▽

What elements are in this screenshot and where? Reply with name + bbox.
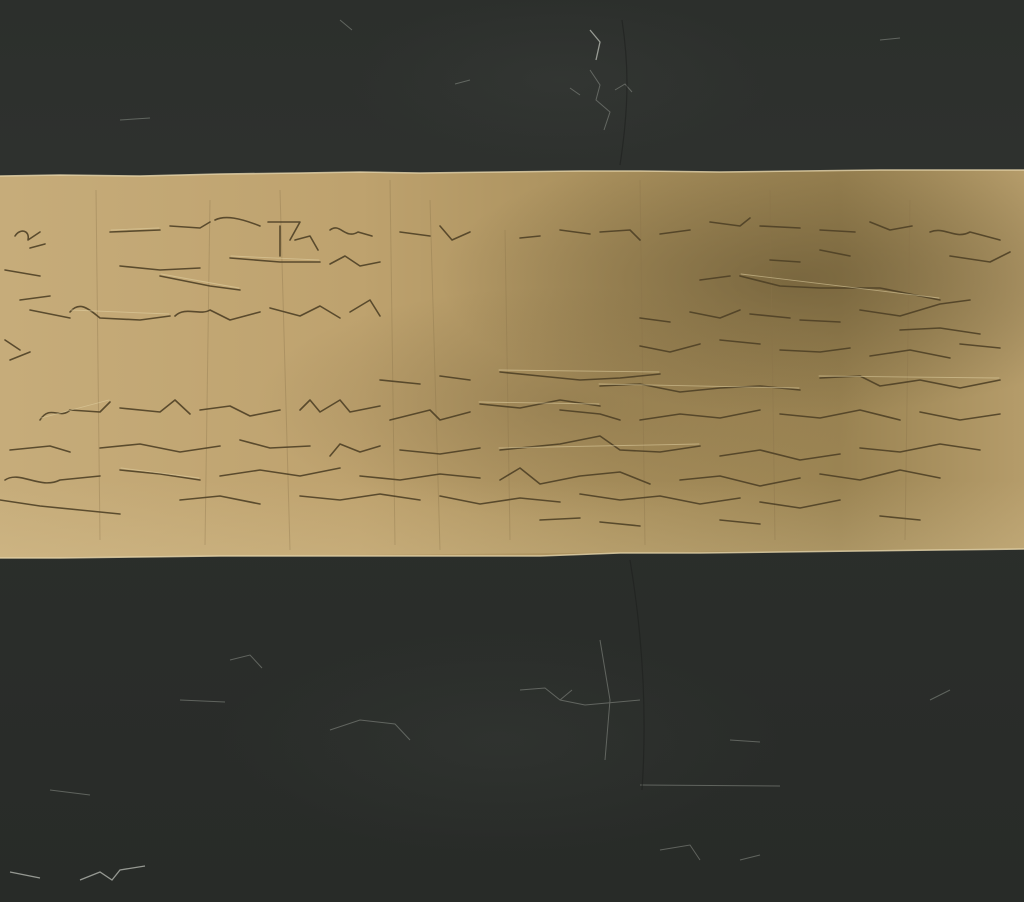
gold-band [0, 0, 1024, 902]
painting-canvas [0, 0, 1024, 902]
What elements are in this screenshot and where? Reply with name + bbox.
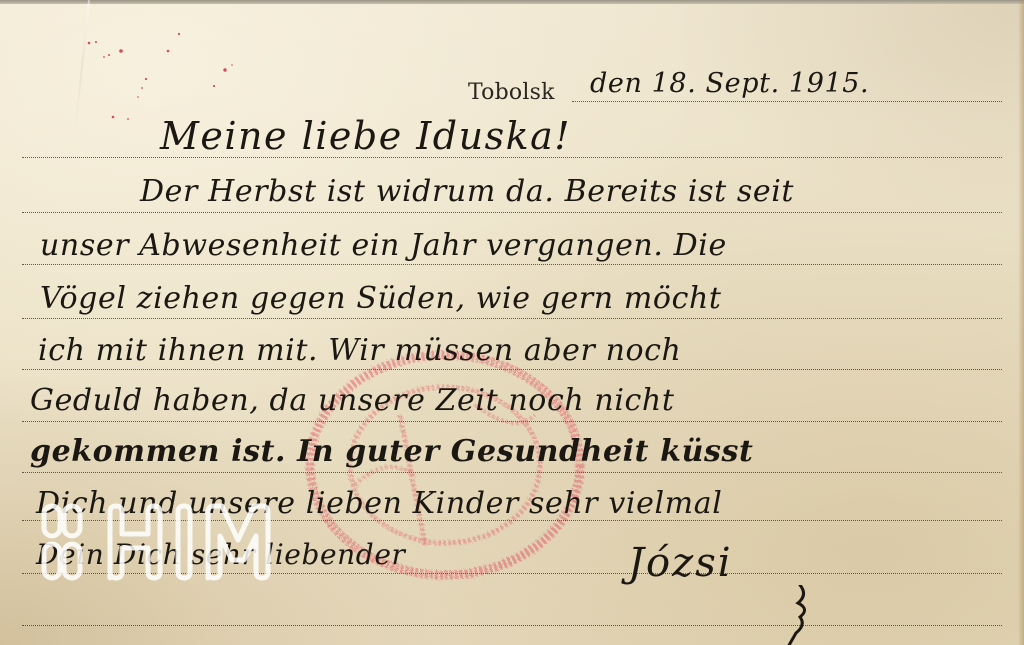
salutation: Meine liebe Iduska! <box>160 114 571 158</box>
letter-line: Der Herbst ist widrum da. Bereits ist se… <box>140 174 794 209</box>
ruled-line-3 <box>22 212 1002 213</box>
ruled-line-7 <box>22 421 1002 422</box>
letter-line: Dich und unsere lieben Kinder sehr vielm… <box>36 486 722 521</box>
printed-place-name: Tobolsk <box>468 80 555 105</box>
handwritten-date: den 18. Sept. 1915. <box>590 68 869 99</box>
ruled-line-5 <box>22 318 1002 319</box>
red-ink-specks <box>0 0 300 130</box>
ruled-line-6 <box>22 369 1002 370</box>
letter-line: Vögel ziehen gegen Süden, wie gern möcht <box>40 281 722 316</box>
letter-line: ich mit ihnen mit. Wir müssen aber noch <box>38 333 681 368</box>
ruled-line-8 <box>22 472 1002 473</box>
ruled-line-11 <box>22 625 1002 626</box>
scan-top-edge <box>0 0 1024 4</box>
postcard: Tobolsk den 18. Sept. 1915. Meine liebe … <box>0 0 1024 645</box>
signature-flourish <box>770 585 830 645</box>
letter-line: gekommen ist. In guter Gesundheit küsst <box>30 434 753 469</box>
ruled-line-1 <box>572 101 1002 102</box>
signature: Józsi <box>628 540 733 586</box>
letter-closing: Dein Dich sehr liebender <box>36 538 405 571</box>
letter-line: unser Abwesenheit ein Jahr vergangen. Di… <box>40 228 727 263</box>
worn-right-edge <box>1018 0 1024 645</box>
letter-line: Geduld haben, da unsere Zeit noch nicht <box>30 383 675 418</box>
ruled-line-10 <box>22 573 1002 574</box>
paper-crease <box>74 0 90 129</box>
ruled-line-4 <box>22 264 1002 265</box>
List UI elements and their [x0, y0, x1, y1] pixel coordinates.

△

Objective>
Copy out word for word the lines of the records from the one containing "salutation: Meine liebe" through the last line, both included.

Reply>
salutation: Meine liebe Iduska! <box>160 114 571 158</box>
letter-line: Der Herbst ist widrum da. Bereits ist se… <box>140 174 794 209</box>
ruled-line-3 <box>22 212 1002 213</box>
ruled-line-7 <box>22 421 1002 422</box>
letter-line: Dich und unsere lieben Kinder sehr vielm… <box>36 486 722 521</box>
printed-place-name: Tobolsk <box>468 80 555 105</box>
handwritten-date: den 18. Sept. 1915. <box>590 68 869 99</box>
ruled-line-5 <box>22 318 1002 319</box>
red-ink-specks <box>0 0 300 130</box>
ruled-line-6 <box>22 369 1002 370</box>
letter-line: Vögel ziehen gegen Süden, wie gern möcht <box>40 281 722 316</box>
letter-line: ich mit ihnen mit. Wir müssen aber noch <box>38 333 681 368</box>
ruled-line-8 <box>22 472 1002 473</box>
ruled-line-11 <box>22 625 1002 626</box>
scan-top-edge <box>0 0 1024 4</box>
postcard: Tobolsk den 18. Sept. 1915. Meine liebe … <box>0 0 1024 645</box>
signature-flourish <box>770 585 830 645</box>
letter-line: gekommen ist. In guter Gesundheit küsst <box>30 434 753 469</box>
ruled-line-1 <box>572 101 1002 102</box>
signature: Józsi <box>628 540 733 586</box>
letter-closing: Dein Dich sehr liebender <box>36 538 405 571</box>
letter-line: unser Abwesenheit ein Jahr vergangen. Di… <box>40 228 727 263</box>
worn-right-edge <box>1018 0 1024 645</box>
letter-line: Geduld haben, da unsere Zeit noch nicht <box>30 383 675 418</box>
ruled-line-10 <box>22 573 1002 574</box>
paper-crease <box>74 0 90 129</box>
ruled-line-4 <box>22 264 1002 265</box>
List UI elements and their [x0, y0, x1, y1] pixel coordinates.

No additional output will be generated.